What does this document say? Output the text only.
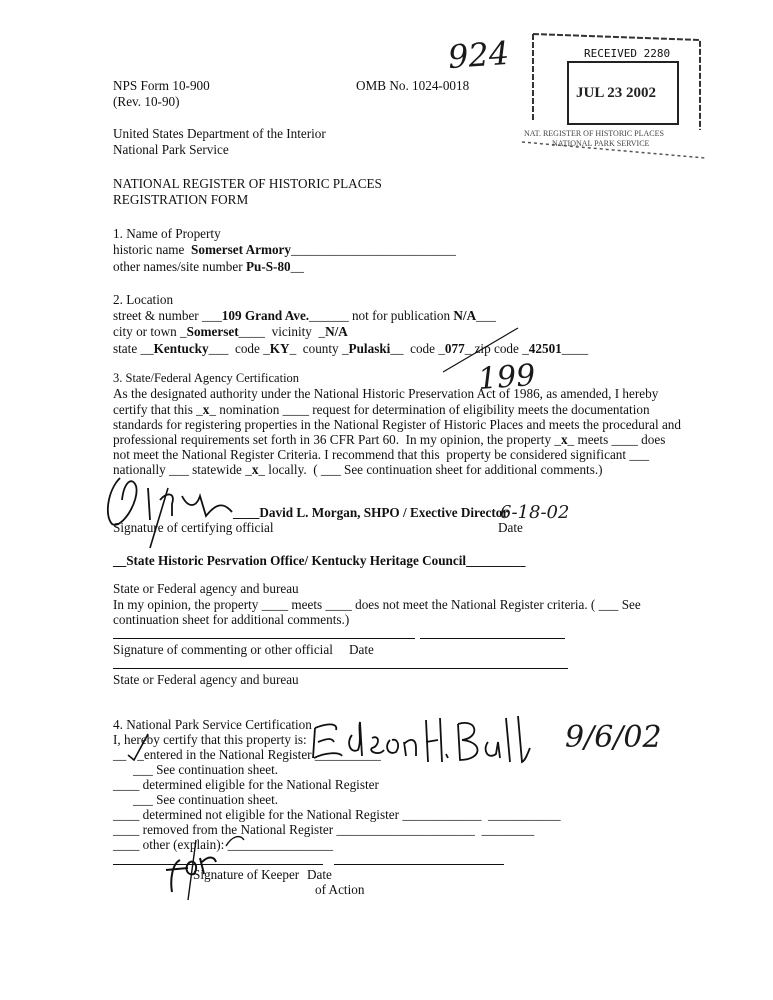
RECEIVED 2280
JUL 23 2002
NAT. REGISTER OF HISTORIC PLACES
NATIONAL PARK SERVICE
924
199
6-18-02
9/6/02
NPS Form 10-900
(Rev. 10-90)
OMB No. 1024-0018
United States Department of the Interior
National Park Service
NATIONAL REGISTER OF HISTORIC PLACES
REGISTRATION FORM
1. Name of Property
historic name Somerset Armory_________________________
other names/site number Pu-S-80__
2. Location
street & number ___109 Grand Ave.______ not for publication N/A___
city or town _Somerset____  vicinity  _N/A
state __Kentucky___  code _KY_  county _Pulaski__  code _077_ zip code _42501____
3. State/Federal Agency Certification
As the designated authority under the National Historic Preservation Act of 1986, as amended, I hereby
certify that this _x_ nomination ____ request for determination of eligibility meets the documentation
standards for registering properties in the National Register of Historic Places and meets the procedural and
professional requirements set forth in 36 CFR Part 60.  In my opinion, the property _x_ meets ____ does
not meet the National Register Criteria. I recommend that this  property be considered significant ___
nationally ___ statewide _x_ locally.  ( ___ See continuation sheet for additional comments.)
____David L. Morgan, SHPO / Exective Director
Signature of certifying official	Date
__State Historic Pesrvation Office/ Kentucky Heritage Council_________
State or Federal agency and bureau
In my opinion, the property ____ meets ____ does not meet the National Register criteria. ( ___ See
continuation sheet for additional comments.)
Signature of commenting or other official Date
State or Federal agency and bureau
4. National Park Service Certification
I, hereby certify that this property is:
__ _entered in the National Register __________
___ See continuation sheet.
____ determined eligible for the National Register
___ See continuation sheet.
____ determined not eligible for the National Register ____________  ___________
____ removed from the National Register _____________________  ________
____ other (explain): ________________
Signature of Keeper Date
of Action
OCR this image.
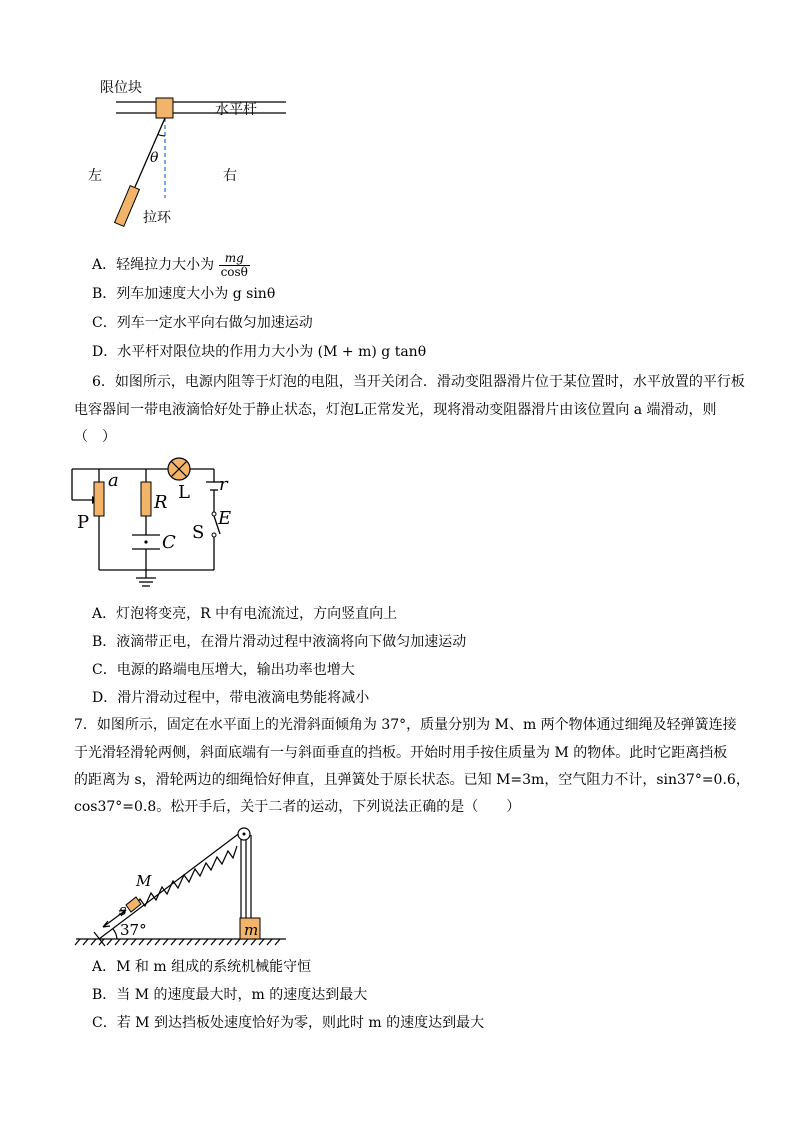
限位块
水平杆
θ
左	右
拉环
A．轻绳拉力大小为 $\frac{mg}{\cos\theta}$
B．列车加速度大小为 g sinθ
C．列车一定水平向右做匀加速运动
D．水平杆对限位块的作用力大小为 (M + m) g tanθ
6．如图所示，电源内阻等于灯泡的电阻，当开关闭合．滑动变阻器滑片位于某位置时，水平放置的平行板
电容器间一带电液滴恰好处于静止状态，灯泡L正常发光，现将滑动变阻器滑片由该位置向 a 端滑动，则
（　）
a
R L r
P	S
E
C
A．灯泡将变亮，R 中有电流流过，方向竖直向上
B．液滴带正电，在滑片滑动过程中液滴将向下做匀加速运动
C．电源的路端电压增大，输出功率也增大
D．滑片滑动过程中，带电液滴电势能将减小
7．如图所示，固定在水平面上的光滑斜面倾角为 37°，质量分别为 M、m 两个物体通过细绳及轻弹簧连接
于光滑轻滑轮两侧，斜面底端有一与斜面垂直的挡板。开始时用手按住质量为 M 的物体。此时它距离挡板
的距离为 s，滑轮两边的细绳恰好伸直，且弹簧处于原长状态。已知 M=3m，空气阻力不计，sin37°=0.6，
cos37°=0.8。松开手后，关于二者的运动，下列说法正确的是（　　）
M
s
37°	m
A．M 和 m 组成的系统机械能守恒
B．当 M 的速度最大时，m 的速度达到最大
C．若 M 到达挡板处速度恰好为零，则此时 m 的速度达到最大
· · · · ·
■ **Written exercise**:
Each line above that includes "hereby" should be shown.

■ **Task output**:
As the designated authority under the National Historic Preservation Act of 1986, as amended, I hereby
I, hereby certify that this property is:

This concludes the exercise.